Dataset items:
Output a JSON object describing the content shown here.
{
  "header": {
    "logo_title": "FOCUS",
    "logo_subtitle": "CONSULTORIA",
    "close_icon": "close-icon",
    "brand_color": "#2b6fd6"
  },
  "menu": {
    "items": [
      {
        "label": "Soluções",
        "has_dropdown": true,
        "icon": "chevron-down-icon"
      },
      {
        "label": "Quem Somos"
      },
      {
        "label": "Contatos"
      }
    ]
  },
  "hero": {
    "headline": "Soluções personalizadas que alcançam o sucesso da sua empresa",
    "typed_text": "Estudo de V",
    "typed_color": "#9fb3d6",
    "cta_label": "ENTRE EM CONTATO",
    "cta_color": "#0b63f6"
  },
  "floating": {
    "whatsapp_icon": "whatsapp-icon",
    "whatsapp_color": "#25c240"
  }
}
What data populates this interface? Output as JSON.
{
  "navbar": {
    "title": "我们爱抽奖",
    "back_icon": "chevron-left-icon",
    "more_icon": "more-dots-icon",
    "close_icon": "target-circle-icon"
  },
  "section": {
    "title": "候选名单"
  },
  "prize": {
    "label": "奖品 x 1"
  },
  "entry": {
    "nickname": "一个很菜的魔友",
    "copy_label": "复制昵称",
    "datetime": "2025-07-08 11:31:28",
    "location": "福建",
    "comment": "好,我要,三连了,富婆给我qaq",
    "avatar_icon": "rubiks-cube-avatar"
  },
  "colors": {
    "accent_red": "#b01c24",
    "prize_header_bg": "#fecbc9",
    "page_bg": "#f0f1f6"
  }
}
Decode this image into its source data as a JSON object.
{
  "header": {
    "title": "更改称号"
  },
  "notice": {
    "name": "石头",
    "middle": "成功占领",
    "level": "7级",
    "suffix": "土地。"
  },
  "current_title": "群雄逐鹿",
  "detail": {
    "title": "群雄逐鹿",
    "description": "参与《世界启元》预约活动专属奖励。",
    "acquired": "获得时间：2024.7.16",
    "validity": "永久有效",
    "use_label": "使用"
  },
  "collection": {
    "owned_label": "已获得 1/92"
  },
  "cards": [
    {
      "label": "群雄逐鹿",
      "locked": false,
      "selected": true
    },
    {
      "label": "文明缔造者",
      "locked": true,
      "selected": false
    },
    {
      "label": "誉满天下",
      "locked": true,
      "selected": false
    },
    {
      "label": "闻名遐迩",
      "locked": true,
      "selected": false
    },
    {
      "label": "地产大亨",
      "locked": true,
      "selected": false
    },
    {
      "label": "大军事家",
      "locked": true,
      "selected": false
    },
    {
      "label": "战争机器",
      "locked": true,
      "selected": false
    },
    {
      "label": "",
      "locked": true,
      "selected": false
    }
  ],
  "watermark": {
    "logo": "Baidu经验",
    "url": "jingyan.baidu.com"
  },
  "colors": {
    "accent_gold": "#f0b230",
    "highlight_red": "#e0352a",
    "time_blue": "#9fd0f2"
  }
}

What is asked: All of the entries above should be written out again exactly.

Solution to this task:
Output a JSON object describing the content shown here.
{
  "header": {
    "logo_title": "FOCUS",
    "logo_subtitle": "CONSULTORIA",
    "close_icon": "close-icon",
    "brand_color": "#2b6fd6"
  },
  "menu": {
    "items": [
      {
        "label": "Soluções",
        "has_dropdown": true,
        "icon": "chevron-down-icon"
      },
      {
        "label": "Quem Somos"
      },
      {
        "label": "Contatos"
      }
    ]
  },
  "hero": {
    "headline": "Soluções personalizadas que alcançam o sucesso da sua empresa",
    "typed_text": "Estudo de V",
    "typed_color": "#9fb3d6",
    "cta_label": "ENTRE EM CONTATO",
    "cta_color": "#0b63f6"
  },
  "floating": {
    "whatsapp_icon": "whatsapp-icon",
    "whatsapp_color": "#25c240"
  }
}
What data populates this interface? Output as JSON.
{
  "navbar": {
    "title": "我们爱抽奖",
    "back_icon": "chevron-left-icon",
    "more_icon": "more-dots-icon",
    "close_icon": "target-circle-icon"
  },
  "section": {
    "title": "候选名单"
  },
  "prize": {
    "label": "奖品 x 1"
  },
  "entry": {
    "nickname": "一个很菜的魔友",
    "copy_label": "复制昵称",
    "datetime": "2025-07-08 11:31:28",
    "location": "福建",
    "comment": "好,我要,三连了,富婆给我qaq",
    "avatar_icon": "rubiks-cube-avatar"
  },
  "colors": {
    "accent_red": "#b01c24",
    "prize_header_bg": "#fecbc9",
    "page_bg": "#f0f1f6"
  }
}
Decode this image into its source data as a JSON object.
{
  "header": {
    "title": "更改称号"
  },
  "notice": {
    "name": "石头",
    "middle": "成功占领",
    "level": "7级",
    "suffix": "土地。"
  },
  "current_title": "群雄逐鹿",
  "detail": {
    "title": "群雄逐鹿",
    "description": "参与《世界启元》预约活动专属奖励。",
    "acquired": "获得时间：2024.7.16",
    "validity": "永久有效",
    "use_label": "使用"
  },
  "collection": {
    "owned_label": "已获得 1/92"
  },
  "cards": [
    {
      "label": "群雄逐鹿",
      "locked": false,
      "selected": true
    },
    {
      "label": "文明缔造者",
      "locked": true,
      "selected": false
    },
    {
      "label": "誉满天下",
      "locked": true,
      "selected": false
    },
    {
      "label": "闻名遐迩",
      "locked": true,
      "selected": false
    },
    {
      "label": "地产大亨",
      "locked": true,
      "selected": false
    },
    {
      "label": "大军事家",
      "locked": true,
      "selected": false
    },
    {
      "label": "战争机器",
      "locked": true,
      "selected": false
    },
    {
      "label": "",
      "locked": true,
      "selected": false
    }
  ],
  "watermark": {
    "logo": "Baidu经验",
    "url": "jingyan.baidu.com"
  },
  "colors": {
    "accent_gold": "#f0b230",
    "highlight_red": "#e0352a",
    "time_blue": "#9fd0f2"
  }
}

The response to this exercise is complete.